> _Exercise brief_: In your copy, include no images and return each entry exactly as written.

> _Page transcription records_:
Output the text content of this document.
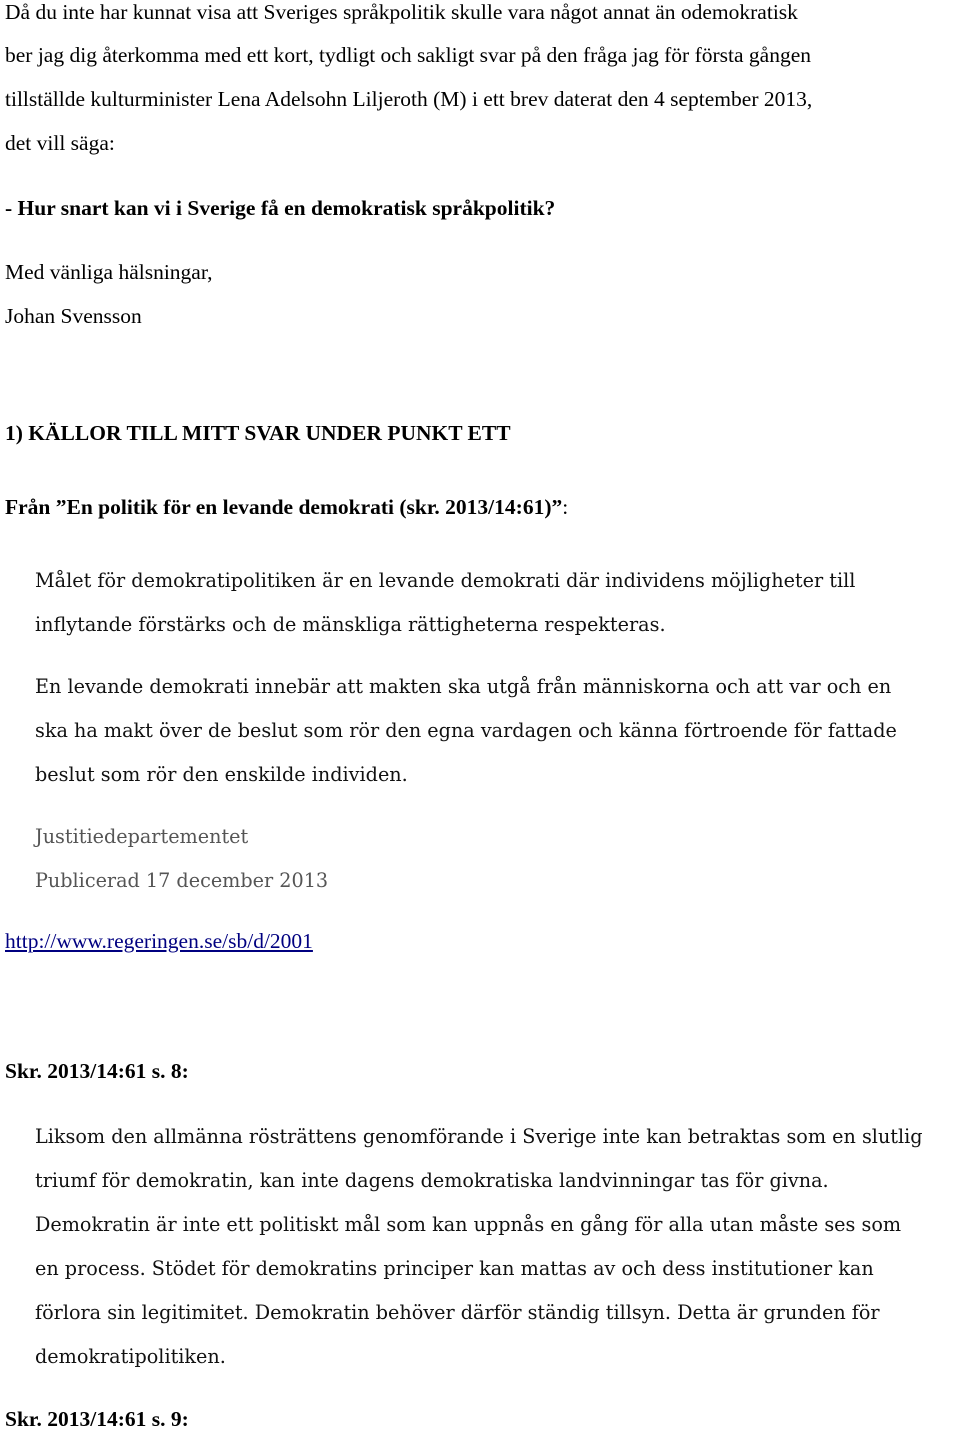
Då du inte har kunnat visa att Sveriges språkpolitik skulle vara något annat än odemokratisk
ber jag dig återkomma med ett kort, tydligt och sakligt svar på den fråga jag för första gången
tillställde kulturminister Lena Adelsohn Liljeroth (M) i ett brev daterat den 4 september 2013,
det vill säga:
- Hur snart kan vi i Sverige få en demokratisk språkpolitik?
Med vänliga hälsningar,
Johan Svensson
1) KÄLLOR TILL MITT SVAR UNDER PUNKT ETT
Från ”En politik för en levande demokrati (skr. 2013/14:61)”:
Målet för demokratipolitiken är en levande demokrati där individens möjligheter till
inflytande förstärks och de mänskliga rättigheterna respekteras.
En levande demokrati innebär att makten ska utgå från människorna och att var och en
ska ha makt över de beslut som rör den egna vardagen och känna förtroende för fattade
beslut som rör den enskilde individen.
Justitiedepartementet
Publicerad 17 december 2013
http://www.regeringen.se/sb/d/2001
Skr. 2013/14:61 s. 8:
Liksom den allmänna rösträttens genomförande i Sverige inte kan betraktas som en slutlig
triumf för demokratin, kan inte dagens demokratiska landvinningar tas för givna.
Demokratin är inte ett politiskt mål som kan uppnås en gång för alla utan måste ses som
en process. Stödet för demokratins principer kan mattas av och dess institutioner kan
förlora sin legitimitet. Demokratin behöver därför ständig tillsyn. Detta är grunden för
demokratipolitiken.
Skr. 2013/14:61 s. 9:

> _Result of this task_:
Output the text content of this document.
Då du inte har kunnat visa att Sveriges språkpolitik skulle vara något annat än odemokratisk
ber jag dig återkomma med ett kort, tydligt och sakligt svar på den fråga jag för första gången
tillställde kulturminister Lena Adelsohn Liljeroth (M) i ett brev daterat den 4 september 2013,
det vill säga:
- Hur snart kan vi i Sverige få en demokratisk språkpolitik?
Med vänliga hälsningar,
Johan Svensson
1) KÄLLOR TILL MITT SVAR UNDER PUNKT ETT
Från ”En politik för en levande demokrati (skr. 2013/14:61)”:
Målet för demokratipolitiken är en levande demokrati där individens möjligheter till
inflytande förstärks och de mänskliga rättigheterna respekteras.
En levande demokrati innebär att makten ska utgå från människorna och att var och en
ska ha makt över de beslut som rör den egna vardagen och känna förtroende för fattade
beslut som rör den enskilde individen.
Justitiedepartementet
Publicerad 17 december 2013
http://www.regeringen.se/sb/d/2001
Skr. 2013/14:61 s. 8:
Liksom den allmänna rösträttens genomförande i Sverige inte kan betraktas som en slutlig
triumf för demokratin, kan inte dagens demokratiska landvinningar tas för givna.
Demokratin är inte ett politiskt mål som kan uppnås en gång för alla utan måste ses som
en process. Stödet för demokratins principer kan mattas av och dess institutioner kan
förlora sin legitimitet. Demokratin behöver därför ständig tillsyn. Detta är grunden för
demokratipolitiken.
Skr. 2013/14:61 s. 9:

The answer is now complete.